» RECORDED DATA:
— BEGIN —
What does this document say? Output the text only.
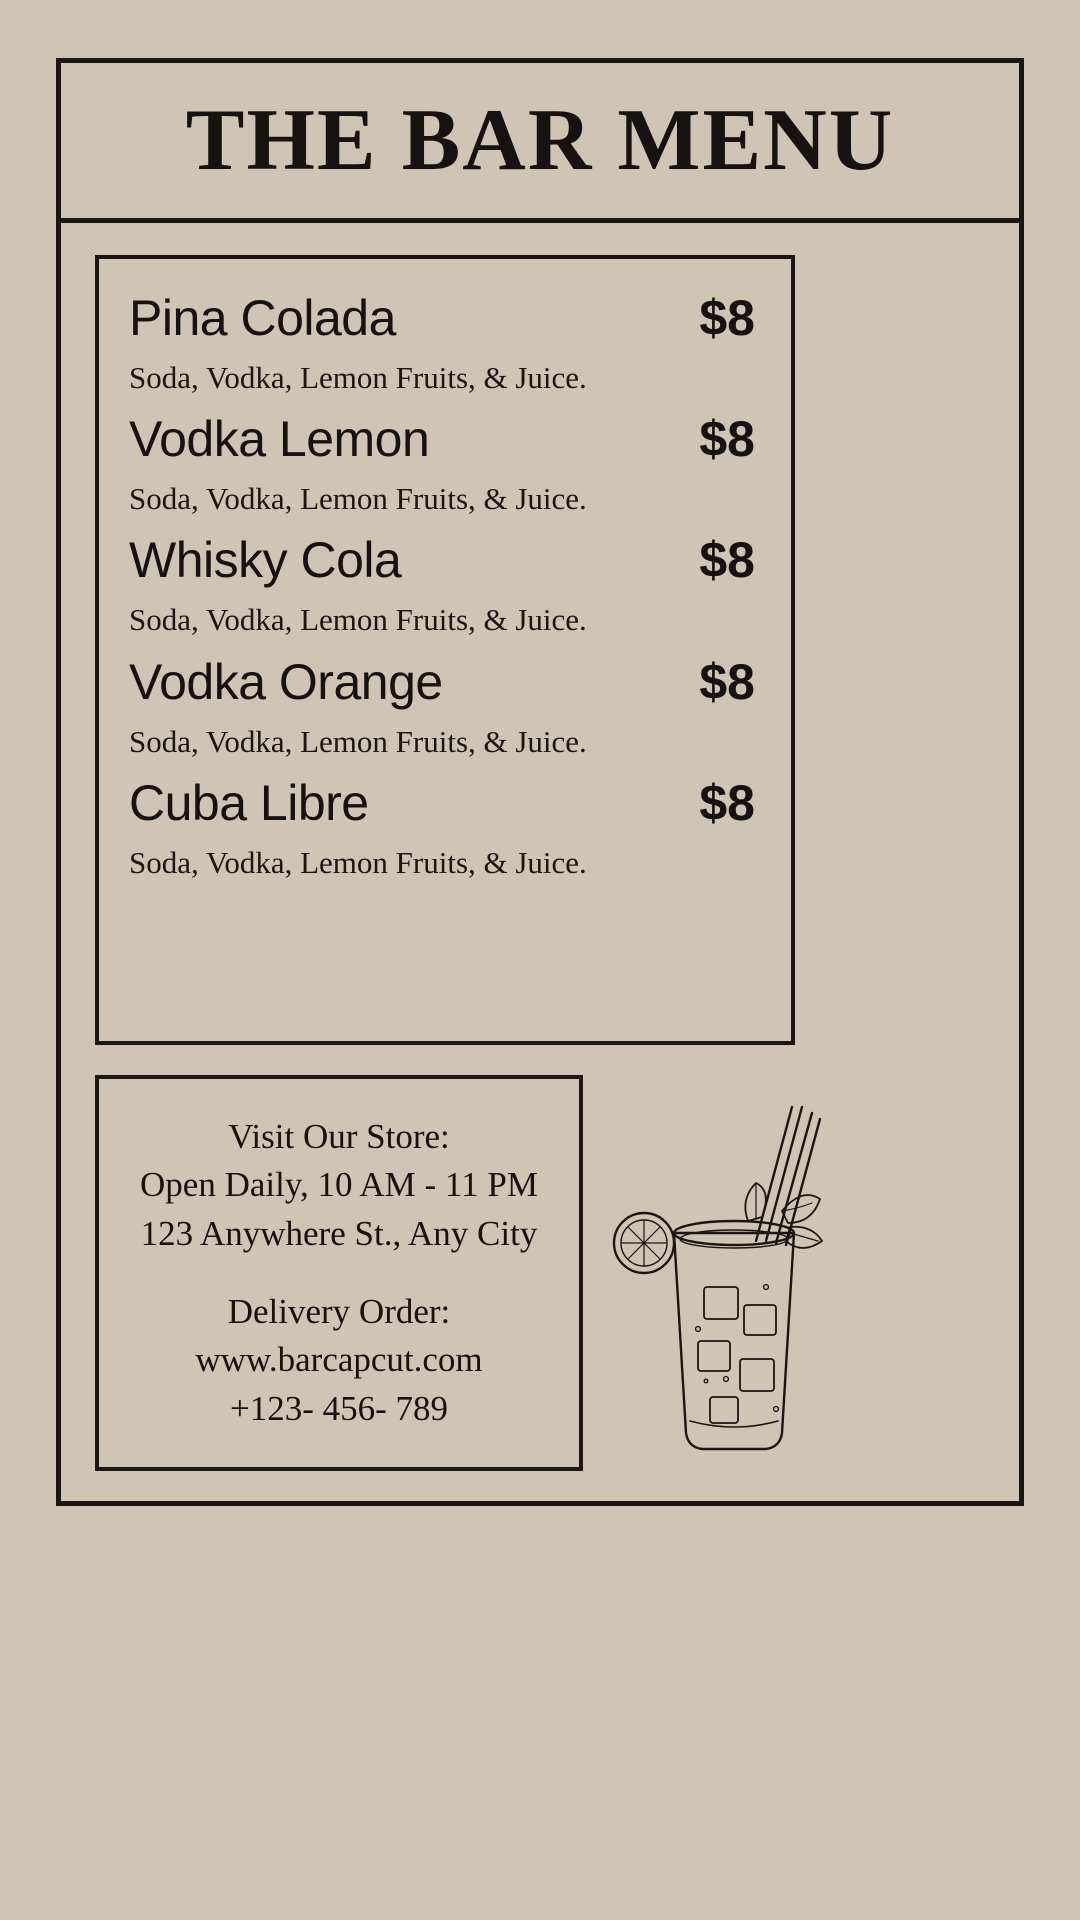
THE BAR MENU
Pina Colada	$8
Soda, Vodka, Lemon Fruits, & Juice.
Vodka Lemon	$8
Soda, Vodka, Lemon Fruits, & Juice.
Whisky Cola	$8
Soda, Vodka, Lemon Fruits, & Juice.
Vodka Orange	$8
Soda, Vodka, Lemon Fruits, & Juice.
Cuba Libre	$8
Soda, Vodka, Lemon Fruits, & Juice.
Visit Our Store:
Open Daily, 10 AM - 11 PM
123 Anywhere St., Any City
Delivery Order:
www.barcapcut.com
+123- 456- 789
— END —
— BEGIN —
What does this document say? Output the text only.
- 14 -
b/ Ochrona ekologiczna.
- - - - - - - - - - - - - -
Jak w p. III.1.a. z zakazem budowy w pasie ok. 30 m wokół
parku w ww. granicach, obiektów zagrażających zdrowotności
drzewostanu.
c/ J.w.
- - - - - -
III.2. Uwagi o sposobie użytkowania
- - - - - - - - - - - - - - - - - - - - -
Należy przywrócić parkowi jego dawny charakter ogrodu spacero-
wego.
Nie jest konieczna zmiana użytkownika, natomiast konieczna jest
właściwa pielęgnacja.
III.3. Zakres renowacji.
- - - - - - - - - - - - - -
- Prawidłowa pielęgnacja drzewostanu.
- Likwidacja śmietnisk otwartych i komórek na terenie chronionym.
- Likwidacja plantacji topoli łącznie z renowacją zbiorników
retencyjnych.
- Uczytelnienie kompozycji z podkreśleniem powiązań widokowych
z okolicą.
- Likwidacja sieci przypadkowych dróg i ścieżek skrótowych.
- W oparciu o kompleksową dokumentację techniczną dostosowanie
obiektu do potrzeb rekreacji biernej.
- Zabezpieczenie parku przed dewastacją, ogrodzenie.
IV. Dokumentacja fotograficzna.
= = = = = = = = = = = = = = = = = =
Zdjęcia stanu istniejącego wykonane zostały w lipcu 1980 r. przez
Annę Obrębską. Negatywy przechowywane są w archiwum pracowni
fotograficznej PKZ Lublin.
— END —
— BEGIN —
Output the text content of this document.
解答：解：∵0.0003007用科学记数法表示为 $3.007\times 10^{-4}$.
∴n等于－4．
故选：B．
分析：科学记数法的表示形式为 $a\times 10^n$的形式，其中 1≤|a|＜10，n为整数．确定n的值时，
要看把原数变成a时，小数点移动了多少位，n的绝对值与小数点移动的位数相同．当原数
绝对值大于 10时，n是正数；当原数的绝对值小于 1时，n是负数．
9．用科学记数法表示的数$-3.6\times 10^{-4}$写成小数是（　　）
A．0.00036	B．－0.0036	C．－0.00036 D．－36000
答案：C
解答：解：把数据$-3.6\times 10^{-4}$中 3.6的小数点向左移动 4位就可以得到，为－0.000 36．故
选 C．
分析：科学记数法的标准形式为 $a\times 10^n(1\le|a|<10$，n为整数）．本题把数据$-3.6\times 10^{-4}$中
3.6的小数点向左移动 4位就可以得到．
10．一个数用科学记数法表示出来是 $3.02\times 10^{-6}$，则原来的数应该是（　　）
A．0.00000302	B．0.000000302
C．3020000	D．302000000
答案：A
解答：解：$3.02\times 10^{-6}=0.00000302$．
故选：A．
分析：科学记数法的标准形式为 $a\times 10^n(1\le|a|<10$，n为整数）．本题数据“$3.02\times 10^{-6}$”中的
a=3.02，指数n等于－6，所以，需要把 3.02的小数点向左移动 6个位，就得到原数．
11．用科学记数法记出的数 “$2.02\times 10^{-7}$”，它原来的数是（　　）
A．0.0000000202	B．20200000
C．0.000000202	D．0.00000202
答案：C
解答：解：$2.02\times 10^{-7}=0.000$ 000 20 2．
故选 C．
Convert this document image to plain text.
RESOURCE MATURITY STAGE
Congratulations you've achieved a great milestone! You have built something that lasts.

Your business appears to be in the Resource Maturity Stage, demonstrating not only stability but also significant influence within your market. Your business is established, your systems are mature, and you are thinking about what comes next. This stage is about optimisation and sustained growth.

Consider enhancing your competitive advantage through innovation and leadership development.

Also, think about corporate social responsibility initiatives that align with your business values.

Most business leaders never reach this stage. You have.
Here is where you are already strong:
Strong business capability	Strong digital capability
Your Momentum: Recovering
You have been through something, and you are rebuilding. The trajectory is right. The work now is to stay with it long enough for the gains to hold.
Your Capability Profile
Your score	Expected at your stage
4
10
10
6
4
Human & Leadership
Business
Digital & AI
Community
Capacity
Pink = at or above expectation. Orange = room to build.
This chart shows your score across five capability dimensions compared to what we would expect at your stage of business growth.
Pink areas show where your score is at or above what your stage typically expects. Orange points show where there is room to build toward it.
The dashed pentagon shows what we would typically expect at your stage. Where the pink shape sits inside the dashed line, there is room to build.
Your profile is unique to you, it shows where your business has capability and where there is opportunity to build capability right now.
— END —
» YOUR OBJECTIVE:
How many of the listing's lines contain "pielęgnacja"? Respond with a single number and nothing else.

» THE SOLUTION:
2